:: 指示 A ::
以下のエントリから、文字列「question」を含む行をすべて抜き出して書き写せ。

:: 本文 ::
===

設定だけ考えてた作品を殴り書き (42)

 設定だけ考えてた作品をダラダラと書いていきます。
 こういう掲示板に作品投稿するのはじめてだからわからないことばかりだから至らない点はごめんなさい。

SSWiki : http://ss.vip2ch.com/jmp/1513364977

 ある日、一つの街が放射能を帯びた熱線によって消滅した。多くの人が死に絶えて、遺体も残っていないような状態だろう。俺はその場所に住んでいたことはあるが、舞い戻ったことはない。親しい友人が住んでいたが、今は当たり前のように疎遠で飛んで行くような間柄でもない。生きていたら嬉しいな、そんな感情だけだ。

 最初は一つの国の暴走からはじまった。日本という小さな島国の隣に存在する半島、その北の部分に存在する国。そこは独裁者が共和主義の名の下に国民を統治していた。そして、ICBMだったか? 大陸間なんとかミサイルとやらを開発したりして、隣国を脅かしていた。いや、現在進行系で攻撃している。俺が今のところ住んでいるこの日本は小型だが、もう、十二発も核爆弾を受けている。主要都市は殆ど焦土だ。

 同盟国のアメリカ様がどうにか空爆やらを行っているが、報復核までは至っていない。そして、最悪なことにこの国が開発した核兵器がきな臭い場所に続々と流れている。顕著なのが中東だ。数年前から活発に活動を行っているテロリストにある程度の核兵器が流れており、その数発が敵の野営地、そして、敵対している国に打たれた。ヨーロッパの芸術の国、そこの都市が一つ焦土に化した。一昔前には、核兵器を使用された唯一の国と日本は言われていたが、今となっては至る所で核兵器が使用されている。

「おい、生きてるか?」
「いや、もう死ぬ」

 長崎の軍港で短い休暇を楽しんでいたら、核攻撃とは恐れ入る。最近は迎撃ミサイルの球数が少なくなっているからな、完璧に迎撃出るミサイルは重要度の高い基地か政治を行う場所に集中して、こういういつ攻撃されるかわからない場所には行き届いていない。これで長崎は二発目の核兵器を頂いたわけだ。今となっては平和を訴える団体もどこに消えたのやら、早く戦争を終わらせて安心して暮らしたいと叫ぶ奴らで溢れている。
 ああ、頭が痛い。

 放射能ってのは、こういう風に命を蝕んでいくのか、いい体験だが、これが最後の恐怖体験になる。状況を確認しに来た兵士はガッチガッチの防護服を着込んで状況を確認している。だが、俺はそんな大層な物は着込んでおらず、ただの軍服、爆心地から離れているとは言えど、放射能からは逃れられない。頭はよく回るが、もうそろそろお迎えがやってくる頃合いだろう。

「二十三歳でこの世を去るか、まあ、これも時の流れか」
「……すまない」
「いいんだ、お迎えは遅かれ早かれやってくる。受け入れるだけさ」

 叫ぶ気力もない。ただ、時代が悪かったと悲しむだけだ。

「ねえ、君、おかしいと思ったことはないかい?」
「無いよ、時代が時代だ。受け入れるしか無い」
「それでも、君は抗いたくないのか?」

===

:: 指示 B ::
本文で、日本がこれまでに受けたとされる核爆弾は何発か。

:: エントリ一覧 ::
===

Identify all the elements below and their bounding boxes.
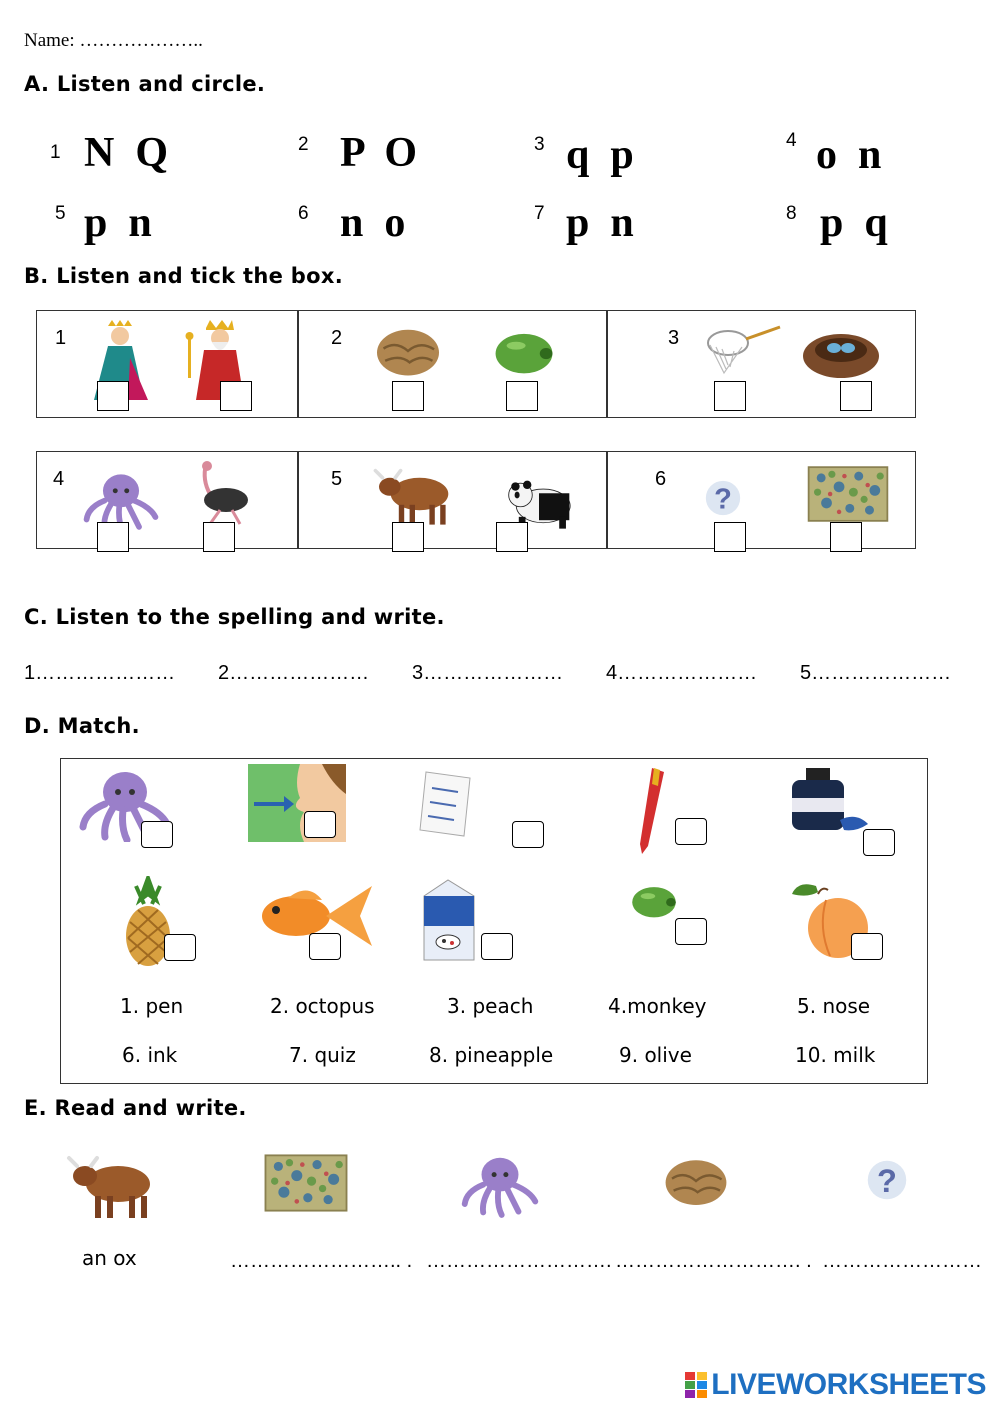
- cell-number: 2: [331, 327, 343, 349]
- question-icon: [850, 1150, 924, 1210]
- tick-table-row-1: [36, 310, 916, 418]
- name-line: Name: ………………..: [24, 30, 203, 51]
- spelling-answer-line[interactable]: 5…………………: [800, 662, 952, 684]
- section-e-title: E. Read and write.: [24, 1096, 247, 1120]
- cell-number: 3: [668, 327, 680, 349]
- cell-number: 5: [331, 468, 343, 490]
- ox-icon: [370, 458, 460, 530]
- item-number: 2: [298, 134, 309, 155]
- tick-box[interactable]: [830, 522, 862, 552]
- logo-mark-icon: [685, 1372, 707, 1398]
- liveworksheets-logo: [685, 1368, 986, 1402]
- match-box[interactable]: [164, 934, 196, 961]
- match-word: 4.monkey: [608, 994, 707, 1018]
- section-d-title: D. Match.: [24, 714, 140, 738]
- tick-box[interactable]: [714, 381, 746, 411]
- item-number: 7: [534, 203, 545, 224]
- match-word: 2. octopus: [270, 994, 375, 1018]
- spelling-answer-line[interactable]: 2…………………: [218, 662, 370, 684]
- item-number: 6: [298, 203, 309, 224]
- nest-icon: [800, 320, 882, 382]
- tick-box[interactable]: [203, 522, 235, 552]
- answer-example: an ox: [82, 1246, 137, 1270]
- match-box[interactable]: [309, 933, 341, 960]
- letter-pair[interactable]: N Q: [84, 130, 168, 176]
- tick-box[interactable]: [506, 381, 538, 411]
- match-box[interactable]: [481, 933, 513, 960]
- letter-pair[interactable]: p n: [84, 200, 152, 246]
- ink-icon: [786, 768, 870, 840]
- net-icon: [702, 325, 782, 381]
- match-word: 3. peach: [447, 994, 534, 1018]
- answer-line[interactable]: ……………………: [822, 1250, 982, 1272]
- match-box[interactable]: [141, 821, 173, 848]
- tick-box[interactable]: [97, 381, 129, 411]
- match-box[interactable]: [863, 829, 895, 856]
- cell-number: 4: [53, 468, 65, 490]
- item-number: 4: [786, 130, 797, 151]
- divider: [606, 451, 608, 549]
- tick-box[interactable]: [496, 522, 528, 552]
- section-b-title: B. Listen and tick the box.: [24, 264, 343, 288]
- spelling-answer-line[interactable]: 3…………………: [412, 662, 564, 684]
- match-word: 8. pineapple: [429, 1043, 554, 1067]
- ox-icon: [58, 1144, 168, 1224]
- match-word: 7. quiz: [289, 1043, 356, 1067]
- pen-icon: [630, 766, 670, 856]
- tick-box[interactable]: [220, 381, 252, 411]
- match-word: 9. olive: [619, 1043, 692, 1067]
- match-word: 5. nose: [797, 994, 871, 1018]
- spelling-answer-line[interactable]: 4…………………: [606, 662, 758, 684]
- section-c-title: C. Listen to the spelling and write.: [24, 605, 445, 629]
- tick-box[interactable]: [392, 522, 424, 552]
- match-word: 1. pen: [120, 994, 184, 1018]
- olive-icon: [484, 322, 564, 382]
- match-box[interactable]: [512, 821, 544, 848]
- walnut-icon: [656, 1150, 736, 1212]
- tick-box[interactable]: [392, 381, 424, 411]
- divider: [606, 310, 608, 418]
- item-number: 3: [534, 134, 545, 155]
- match-box[interactable]: [304, 811, 336, 838]
- divider: [297, 451, 299, 549]
- match-word: 10. milk: [795, 1043, 876, 1067]
- match-box[interactable]: [675, 818, 707, 845]
- letter-pair[interactable]: q p: [566, 132, 634, 178]
- section-a-title: A. Listen and circle.: [24, 72, 266, 96]
- answer-line[interactable]: ………………………. .: [615, 1250, 812, 1272]
- puzzle-icon: [254, 1148, 358, 1218]
- ostrich-icon: [180, 460, 260, 526]
- divider: [297, 310, 299, 418]
- walnut-icon: [366, 320, 450, 382]
- puzzle-icon: [796, 460, 900, 528]
- letter-pair[interactable]: p q: [820, 200, 888, 246]
- cell-number: 1: [55, 327, 67, 349]
- tick-table-row-2: [36, 451, 916, 549]
- item-number: 8: [786, 203, 797, 224]
- answer-line[interactable]: …………………….. .: [230, 1250, 413, 1272]
- answer-line[interactable]: ……………………….: [426, 1250, 612, 1272]
- tick-box[interactable]: [97, 522, 129, 552]
- spelling-answer-line[interactable]: 1…………………: [24, 662, 176, 684]
- item-number: 5: [55, 203, 66, 224]
- octopus-icon: [458, 1148, 542, 1218]
- letter-pair[interactable]: P O: [340, 130, 418, 176]
- match-box[interactable]: [851, 933, 883, 960]
- match-box[interactable]: [675, 918, 707, 945]
- cell-number: 6: [655, 468, 667, 490]
- match-word: 6. ink: [122, 1043, 178, 1067]
- letter-pair[interactable]: o n: [816, 132, 882, 178]
- quiz-icon: [418, 768, 478, 840]
- tick-box[interactable]: [840, 381, 872, 411]
- tick-box[interactable]: [714, 522, 746, 552]
- milk-icon: [418, 878, 480, 962]
- letter-pair[interactable]: p n: [566, 200, 634, 246]
- letter-pair[interactable]: n o: [340, 200, 406, 246]
- logo-text: LIVEWORKSHEETS: [711, 1368, 986, 1401]
- item-number: 1: [50, 142, 61, 163]
- question-icon: [690, 468, 756, 528]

===

:: 回答 A ::
- question-icon: [850, 1150, 924, 1210]
- question-icon: [690, 468, 756, 528]

:: 回答 B ::
十二発。